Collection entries

::::::

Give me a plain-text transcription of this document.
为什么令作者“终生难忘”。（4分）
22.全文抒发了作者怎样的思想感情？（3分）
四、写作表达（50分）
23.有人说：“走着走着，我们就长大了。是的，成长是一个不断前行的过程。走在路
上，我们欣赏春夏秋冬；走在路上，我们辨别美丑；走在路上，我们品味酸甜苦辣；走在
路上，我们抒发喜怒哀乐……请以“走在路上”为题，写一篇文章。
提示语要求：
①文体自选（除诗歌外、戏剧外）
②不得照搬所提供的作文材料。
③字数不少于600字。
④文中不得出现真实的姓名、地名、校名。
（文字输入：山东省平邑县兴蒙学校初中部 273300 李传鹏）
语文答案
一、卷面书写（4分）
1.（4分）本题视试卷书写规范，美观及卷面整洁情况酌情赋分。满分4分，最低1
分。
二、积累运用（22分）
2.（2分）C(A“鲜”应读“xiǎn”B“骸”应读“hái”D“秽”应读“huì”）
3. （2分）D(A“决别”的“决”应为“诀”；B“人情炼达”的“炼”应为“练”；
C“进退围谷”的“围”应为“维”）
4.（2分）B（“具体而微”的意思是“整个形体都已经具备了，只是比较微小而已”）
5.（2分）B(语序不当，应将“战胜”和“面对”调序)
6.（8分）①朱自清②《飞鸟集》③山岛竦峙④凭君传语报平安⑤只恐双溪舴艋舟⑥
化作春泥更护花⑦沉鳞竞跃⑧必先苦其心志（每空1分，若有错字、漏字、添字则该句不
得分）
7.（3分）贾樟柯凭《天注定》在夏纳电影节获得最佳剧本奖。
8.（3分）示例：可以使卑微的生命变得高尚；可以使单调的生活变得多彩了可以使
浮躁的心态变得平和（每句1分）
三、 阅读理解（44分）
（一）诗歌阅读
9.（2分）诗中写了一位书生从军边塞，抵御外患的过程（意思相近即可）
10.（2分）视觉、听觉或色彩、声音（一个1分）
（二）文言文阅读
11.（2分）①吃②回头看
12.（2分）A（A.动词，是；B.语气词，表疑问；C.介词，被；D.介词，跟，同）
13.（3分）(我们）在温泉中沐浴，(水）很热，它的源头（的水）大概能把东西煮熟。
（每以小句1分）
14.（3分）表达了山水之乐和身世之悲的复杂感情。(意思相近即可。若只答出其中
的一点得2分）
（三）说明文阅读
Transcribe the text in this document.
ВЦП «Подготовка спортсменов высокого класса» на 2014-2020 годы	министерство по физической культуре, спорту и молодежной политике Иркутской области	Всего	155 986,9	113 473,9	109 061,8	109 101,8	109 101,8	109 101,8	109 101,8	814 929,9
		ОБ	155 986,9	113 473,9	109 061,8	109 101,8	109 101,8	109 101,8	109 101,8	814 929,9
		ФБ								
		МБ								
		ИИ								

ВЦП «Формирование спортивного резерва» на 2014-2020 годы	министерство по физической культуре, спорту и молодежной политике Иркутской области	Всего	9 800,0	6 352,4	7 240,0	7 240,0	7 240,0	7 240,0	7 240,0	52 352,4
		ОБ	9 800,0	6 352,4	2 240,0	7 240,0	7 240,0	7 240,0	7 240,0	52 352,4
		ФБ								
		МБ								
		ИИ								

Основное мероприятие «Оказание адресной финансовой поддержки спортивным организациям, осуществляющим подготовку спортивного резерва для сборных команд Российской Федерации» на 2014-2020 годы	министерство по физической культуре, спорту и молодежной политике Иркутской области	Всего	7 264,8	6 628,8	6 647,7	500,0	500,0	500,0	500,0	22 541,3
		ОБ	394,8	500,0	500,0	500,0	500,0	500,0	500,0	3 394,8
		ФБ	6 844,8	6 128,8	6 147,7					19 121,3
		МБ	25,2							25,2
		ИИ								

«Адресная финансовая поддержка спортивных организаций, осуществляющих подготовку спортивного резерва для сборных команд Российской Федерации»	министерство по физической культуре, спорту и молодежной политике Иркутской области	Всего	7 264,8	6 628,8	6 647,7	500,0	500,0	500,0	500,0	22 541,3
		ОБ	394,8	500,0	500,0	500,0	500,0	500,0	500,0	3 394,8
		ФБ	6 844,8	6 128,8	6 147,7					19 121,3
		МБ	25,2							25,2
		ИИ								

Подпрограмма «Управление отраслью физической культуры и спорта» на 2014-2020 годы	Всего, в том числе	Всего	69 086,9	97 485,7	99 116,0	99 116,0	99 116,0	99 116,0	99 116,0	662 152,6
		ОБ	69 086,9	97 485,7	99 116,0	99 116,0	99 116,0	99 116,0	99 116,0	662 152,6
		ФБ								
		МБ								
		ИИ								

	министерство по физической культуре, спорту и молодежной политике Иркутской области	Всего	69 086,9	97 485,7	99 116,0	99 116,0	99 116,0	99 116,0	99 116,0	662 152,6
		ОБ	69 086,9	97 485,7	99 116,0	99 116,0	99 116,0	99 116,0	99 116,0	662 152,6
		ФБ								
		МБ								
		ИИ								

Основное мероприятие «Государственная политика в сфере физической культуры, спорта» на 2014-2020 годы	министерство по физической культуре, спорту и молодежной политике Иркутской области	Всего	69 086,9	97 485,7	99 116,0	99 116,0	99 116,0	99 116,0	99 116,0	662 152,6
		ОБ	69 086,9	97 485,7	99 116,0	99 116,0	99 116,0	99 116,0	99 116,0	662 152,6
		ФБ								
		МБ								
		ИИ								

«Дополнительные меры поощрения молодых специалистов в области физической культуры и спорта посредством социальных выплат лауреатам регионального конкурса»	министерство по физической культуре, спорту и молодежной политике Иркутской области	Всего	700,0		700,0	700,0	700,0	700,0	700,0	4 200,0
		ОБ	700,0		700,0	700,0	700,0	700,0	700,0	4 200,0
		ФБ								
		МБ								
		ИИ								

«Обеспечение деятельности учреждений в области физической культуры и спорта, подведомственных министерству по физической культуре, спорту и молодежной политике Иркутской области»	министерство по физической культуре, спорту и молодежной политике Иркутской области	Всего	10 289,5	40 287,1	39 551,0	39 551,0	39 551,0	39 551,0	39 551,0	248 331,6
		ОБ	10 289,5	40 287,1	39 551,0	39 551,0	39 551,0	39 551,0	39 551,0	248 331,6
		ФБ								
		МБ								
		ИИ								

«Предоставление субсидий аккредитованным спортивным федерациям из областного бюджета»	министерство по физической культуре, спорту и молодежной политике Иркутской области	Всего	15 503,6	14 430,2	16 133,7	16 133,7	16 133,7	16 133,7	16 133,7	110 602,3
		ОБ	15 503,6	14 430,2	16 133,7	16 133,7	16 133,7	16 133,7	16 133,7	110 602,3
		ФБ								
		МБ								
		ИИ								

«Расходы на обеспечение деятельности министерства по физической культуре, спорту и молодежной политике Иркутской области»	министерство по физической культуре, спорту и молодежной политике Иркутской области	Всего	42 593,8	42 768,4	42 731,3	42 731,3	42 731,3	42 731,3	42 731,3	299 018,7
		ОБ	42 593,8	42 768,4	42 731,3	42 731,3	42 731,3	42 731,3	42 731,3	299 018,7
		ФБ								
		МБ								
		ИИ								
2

::::::

**Instructions for the task:** Look through the entries and work out how many lines have the word "Федерации" in them; reply with that number only.

**In response:** 2